• [Exercise directions]
Locate and copy all lines bearing the word "sculpting".

=== Dataset records ===

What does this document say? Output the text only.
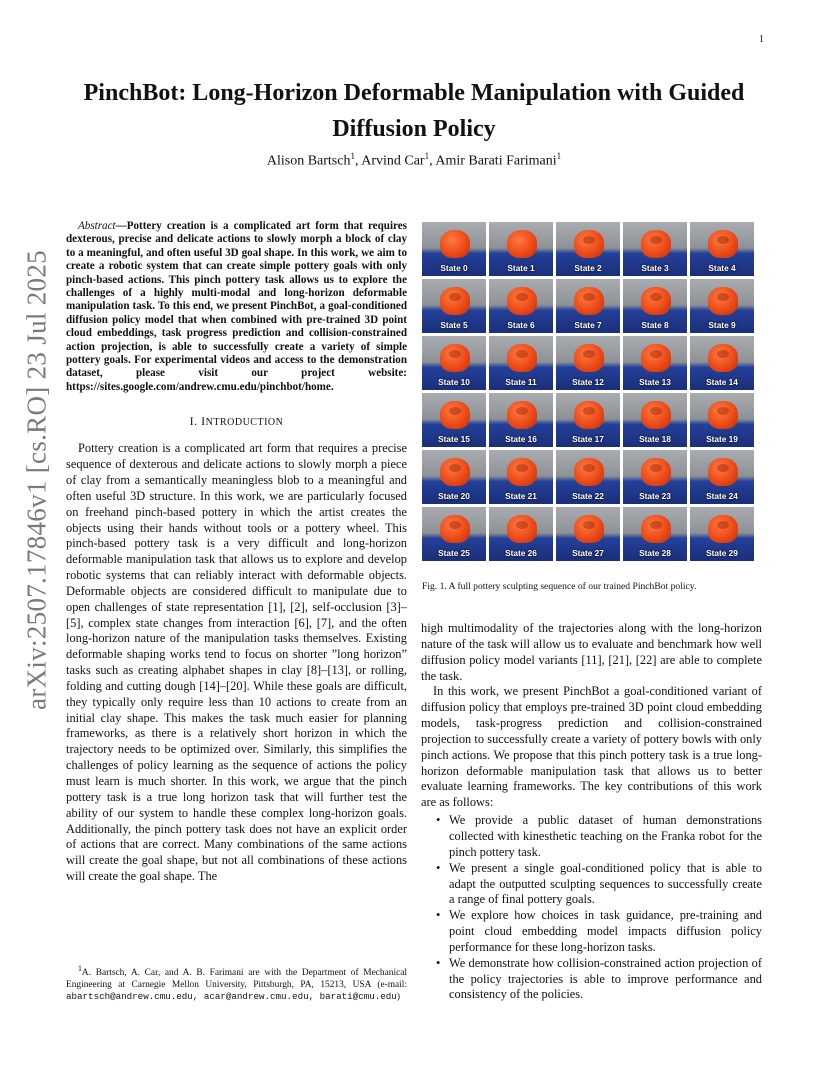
1
arXiv:2507.17846v1 [cs.RO] 23 Jul 2025
PinchBot: Long-Horizon Deformable Manipulation with Guided Diffusion Policy
Alison Bartsch$^1$, Arvind Car$^1$, Amir Barati Farimani$^1$

Abstract—Pottery creation is a complicated art form that requires dexterous, precise and delicate actions to slowly morph a block of clay to a meaningful, and often useful 3D goal shape. In this work, we aim to create a robotic system that can create simple pottery goals with only pinch-based actions. This pinch pottery task allows us to explore the challenges of a highly multi-modal and long-horizon deformable manipulation task. To this end, we present PinchBot, a goal-conditioned diffusion policy model that when combined with pre-trained 3D point cloud embeddings, task progress prediction and collision-constrained action projection, is able to successfully create a variety of simple pottery goals. For experimental videos and access to the demonstration dataset, please visit our project website: https://sites.google.com/andrew.cmu.edu/pinchbot/home.

I. INTRODUCTION

Pottery creation is a complicated art form that requires a precise sequence of dexterous and delicate actions to slowly morph a piece of clay from a semantically meaningless blob to a meaningful and often useful 3D structure. In this work, we are particularly focused on freehand pinch-based pottery in which the artist creates the objects using their hands without tools or a pottery wheel. This pinch-based pottery task is a very difficult and long-horizon deformable manipulation task that allows us to explore and develop robotic systems that can reliably interact with deformable objects. Deformable objects are considered difficult to manipulate due to open challenges of state representation [1], [2], self-occlusion [3]–[5], complex state changes from interaction [6], [7], and the often long-horizon nature of the manipulation tasks themselves. Existing deformable shaping works tend to focus on shorter ”long horizon” tasks such as creating alphabet shapes in clay [8]–[13], or rolling, folding and cutting dough [14]–[20]. While these goals are difficult, they typically only require less than 10 actions to create from an initial clay shape. This makes the task much easier for planning frameworks, as there is a relatively short horizon in which the trajectory needs to be optimized over. Similarly, this simplifies the challenges of policy learning as the sequence of actions the policy must learn is much shorter. In this work, we argue that the pinch pottery task is a true long horizon task that will further test the ability of our system to handle these complex long-horizon goals. Additionally, the pinch pottery task does not have an explicit order of actions that are correct. Many combinations of the same actions will create the goal shape, but not all combinations of these actions will create the goal shape. The

$^1$A. Bartsch, A. Car, and A. B. Farimani are with the Department of Mechanical Engineering at Carnegie Mellon University, Pittsburgh, PA, 15213, USA (e-mail: abartsch@andrew.cmu.edu, acar@andrew.cmu.edu, barati@cmu.edu)
State 0	State 1	State 2	State 3	State 4
State 5	State 6	State 7	State 8	State 9
State 10	State 11	State 12	State 13	State 14
State 15	State 16	State 17	State 18	State 19
State 20	State 21	State 22	State 23	State 24
State 25	State 26	State 27	State 28	State 29
Fig. 1. A full pottery sculpting sequence of our trained PinchBot policy.

high multimodality of the trajectories along with the long-horizon nature of the task will allow us to evaluate and benchmark how well diffusion policy model variants [11], [21], [22] are able to complete the task.

In this work, we present PinchBot a goal-conditioned variant of diffusion policy that employs pre-trained 3D point cloud embedding models, task-progress prediction and collision-constrained projection to successfully create a variety of pottery bowls with only pinch actions. We propose that this pinch pottery task is a true long-horizon deformable manipulation task that allows us to better evaluate learning frameworks. The key contributions of this work are as follows:

• We provide a public dataset of human demonstrations collected with kinesthetic teaching on the Franka robot for the pinch pottery task.
• We present a single goal-conditioned policy that is able to adapt the outputted sculpting sequences to successfully create a range of final pottery goals.
• We explore how choices in task guidance, pre-training and point cloud embedding model impacts diffusion policy performance for these long-horizon tasks.
• We demonstrate how collision-constrained action projection of the policy trajectories is able to improve performance and consistency of the policies.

===

• [Task answer]
Fig. 1. A full pottery sculpting sequence of our trained PinchBot policy.
• We present a single goal-conditioned policy that is able to adapt the outputted sculpting sequences to successfully create a range of final pottery goals.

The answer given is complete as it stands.